Provided passage Start Marker

AMERICANS may have to wait 20 years, if not longer, for cars powered by fuel cells to become a familiar sight. But much smaller forms of fuel cell technology may well power electronic devices like laptop computers, video cameras and cellphones by the end of this decade.

By BARNABY J. FEDER New York Times

Prototypes of long-lasting fuel cells that can replace batteries are being tested in laboratories in the United States and overseas. "Every big electronics company in the world is working on fuel cells in one way or another," said Jerry Hallmark, manager of Motorola’s Energy Technology Lab in Phoenix. Some, like Intel, are going a step further and investing millions of dollars in start-up companies like PolyFuel and Neah Power Systems to accelerate development.

"There are some applications that are getting very close to commercialization," said Mike Lynn, head of a unit at the 3M Company that makes fuel cell components.

Mr. Lynn declined to be more specific, but many analysts expect fuel cells for consumer electronic devices to begin appearing next year in Japan. The betting is that the first to reach the market will be Toshiba, which is demonstrating a prototype of a methanol-powered cell this week at a trade show in Hanover, Germany. Toshiba says the cell could be sold next year with laptops.

Some 200 million to 500 million of the small cells, sometimes called microcells, might be sold annually by 2011, according to Allied Business Intelligence, a market research company in Oyster Bay, N.Y., that tracks new technology. Annual revenue to the fuel cell companies could be as much as $5 billion, said Atakan Ozbek, Allied’s director of energy research.

Provided passage End Marker
Information provided Start Marker

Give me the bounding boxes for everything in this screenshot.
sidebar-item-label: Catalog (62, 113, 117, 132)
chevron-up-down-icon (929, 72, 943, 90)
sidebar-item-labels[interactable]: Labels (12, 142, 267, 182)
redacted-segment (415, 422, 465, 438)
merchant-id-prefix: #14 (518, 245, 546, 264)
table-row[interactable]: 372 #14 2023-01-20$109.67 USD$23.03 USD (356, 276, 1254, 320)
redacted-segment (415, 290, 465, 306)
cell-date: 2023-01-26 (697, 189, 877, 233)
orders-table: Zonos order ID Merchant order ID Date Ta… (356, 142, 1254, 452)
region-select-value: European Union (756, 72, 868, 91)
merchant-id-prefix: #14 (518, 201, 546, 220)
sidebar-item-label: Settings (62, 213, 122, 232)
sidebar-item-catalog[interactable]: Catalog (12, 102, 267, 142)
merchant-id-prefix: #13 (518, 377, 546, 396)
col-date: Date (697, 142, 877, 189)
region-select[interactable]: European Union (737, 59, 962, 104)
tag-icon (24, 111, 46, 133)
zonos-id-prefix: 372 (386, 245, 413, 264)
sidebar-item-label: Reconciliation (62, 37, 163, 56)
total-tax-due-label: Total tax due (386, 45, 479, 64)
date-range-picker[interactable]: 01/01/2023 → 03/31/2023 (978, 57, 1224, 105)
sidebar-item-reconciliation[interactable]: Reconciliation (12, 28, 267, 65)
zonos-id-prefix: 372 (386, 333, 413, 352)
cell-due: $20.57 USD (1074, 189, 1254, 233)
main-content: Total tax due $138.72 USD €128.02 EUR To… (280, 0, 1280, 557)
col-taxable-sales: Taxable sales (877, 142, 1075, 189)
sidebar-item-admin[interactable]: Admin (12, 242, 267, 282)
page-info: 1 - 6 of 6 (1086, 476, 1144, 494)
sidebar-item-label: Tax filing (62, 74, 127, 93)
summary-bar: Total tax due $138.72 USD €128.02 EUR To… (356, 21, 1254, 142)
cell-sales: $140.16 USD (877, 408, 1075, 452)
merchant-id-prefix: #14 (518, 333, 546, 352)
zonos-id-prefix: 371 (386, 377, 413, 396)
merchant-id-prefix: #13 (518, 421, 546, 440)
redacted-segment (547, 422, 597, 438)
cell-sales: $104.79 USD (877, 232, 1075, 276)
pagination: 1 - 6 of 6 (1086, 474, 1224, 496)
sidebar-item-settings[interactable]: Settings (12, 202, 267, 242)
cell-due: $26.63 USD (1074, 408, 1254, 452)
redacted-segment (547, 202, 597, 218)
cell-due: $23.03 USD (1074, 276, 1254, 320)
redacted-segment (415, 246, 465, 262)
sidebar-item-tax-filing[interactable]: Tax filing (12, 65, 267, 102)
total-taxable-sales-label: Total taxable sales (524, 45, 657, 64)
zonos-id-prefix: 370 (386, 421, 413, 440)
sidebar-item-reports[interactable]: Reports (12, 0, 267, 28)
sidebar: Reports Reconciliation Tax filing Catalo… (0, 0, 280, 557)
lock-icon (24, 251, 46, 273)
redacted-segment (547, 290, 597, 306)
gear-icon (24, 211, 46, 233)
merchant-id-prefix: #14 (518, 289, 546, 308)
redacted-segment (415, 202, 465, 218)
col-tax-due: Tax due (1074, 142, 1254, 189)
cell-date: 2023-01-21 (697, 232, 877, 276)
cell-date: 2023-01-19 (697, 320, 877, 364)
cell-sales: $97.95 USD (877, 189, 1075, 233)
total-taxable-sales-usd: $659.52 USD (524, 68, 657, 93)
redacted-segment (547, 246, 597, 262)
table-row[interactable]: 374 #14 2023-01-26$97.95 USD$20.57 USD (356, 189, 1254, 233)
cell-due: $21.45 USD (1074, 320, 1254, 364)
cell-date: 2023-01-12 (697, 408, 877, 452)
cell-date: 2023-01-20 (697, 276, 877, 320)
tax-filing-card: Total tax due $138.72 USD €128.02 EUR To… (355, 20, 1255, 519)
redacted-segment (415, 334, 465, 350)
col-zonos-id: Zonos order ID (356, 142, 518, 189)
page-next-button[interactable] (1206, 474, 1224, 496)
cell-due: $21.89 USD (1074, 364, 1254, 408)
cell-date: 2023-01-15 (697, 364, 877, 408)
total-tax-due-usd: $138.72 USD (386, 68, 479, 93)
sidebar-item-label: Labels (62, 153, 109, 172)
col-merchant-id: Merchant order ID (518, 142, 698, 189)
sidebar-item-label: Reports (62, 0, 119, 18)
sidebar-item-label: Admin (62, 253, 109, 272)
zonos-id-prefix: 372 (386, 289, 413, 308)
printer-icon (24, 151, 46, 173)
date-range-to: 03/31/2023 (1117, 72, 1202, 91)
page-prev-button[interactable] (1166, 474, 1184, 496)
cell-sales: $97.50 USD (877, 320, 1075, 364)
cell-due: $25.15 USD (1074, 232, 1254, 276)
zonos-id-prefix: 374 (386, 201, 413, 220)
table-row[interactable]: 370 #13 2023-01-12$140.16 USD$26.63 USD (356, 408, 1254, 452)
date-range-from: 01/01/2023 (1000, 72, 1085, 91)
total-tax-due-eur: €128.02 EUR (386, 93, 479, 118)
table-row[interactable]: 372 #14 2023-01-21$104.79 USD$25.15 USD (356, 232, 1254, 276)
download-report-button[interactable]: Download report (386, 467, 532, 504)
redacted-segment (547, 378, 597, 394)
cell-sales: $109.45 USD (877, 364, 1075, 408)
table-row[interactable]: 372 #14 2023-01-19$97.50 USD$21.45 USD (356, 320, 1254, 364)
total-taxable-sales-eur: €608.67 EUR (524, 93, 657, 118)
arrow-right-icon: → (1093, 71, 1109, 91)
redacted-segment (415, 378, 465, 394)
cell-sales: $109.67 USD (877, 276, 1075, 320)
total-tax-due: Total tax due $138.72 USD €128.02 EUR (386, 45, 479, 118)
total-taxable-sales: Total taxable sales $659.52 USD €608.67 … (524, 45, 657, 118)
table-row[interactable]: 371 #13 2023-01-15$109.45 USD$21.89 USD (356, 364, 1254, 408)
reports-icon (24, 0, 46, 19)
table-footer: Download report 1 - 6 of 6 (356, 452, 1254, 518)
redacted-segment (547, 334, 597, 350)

Information provided End Marker

### Description of the task
Reproduce the part of the fuel cell article from "AMERICANS may have" to "to accelerate development.".

### Reply to the exercise
AMERICANS may have to wait 20 years, if not longer, for cars powered by fuel cells to become a familiar sight. But much smaller forms of fuel cell technology may well power electronic devices like laptop computers, video cameras and cellphones by the end of this decade.

By BARNABY J. FEDER New York Times

Prototypes of long-lasting fuel cells that can replace batteries are being tested in laboratories in the United States and overseas. "Every big electronics company in the world is working on fuel cells in one way or another," said Jerry Hallmark, manager of Motorola’s Energy Technology Lab in Phoenix. Some, like Intel, are going a step further and investing millions of dollars in start-up companies like PolyFuel and Neah Power Systems to accelerate development.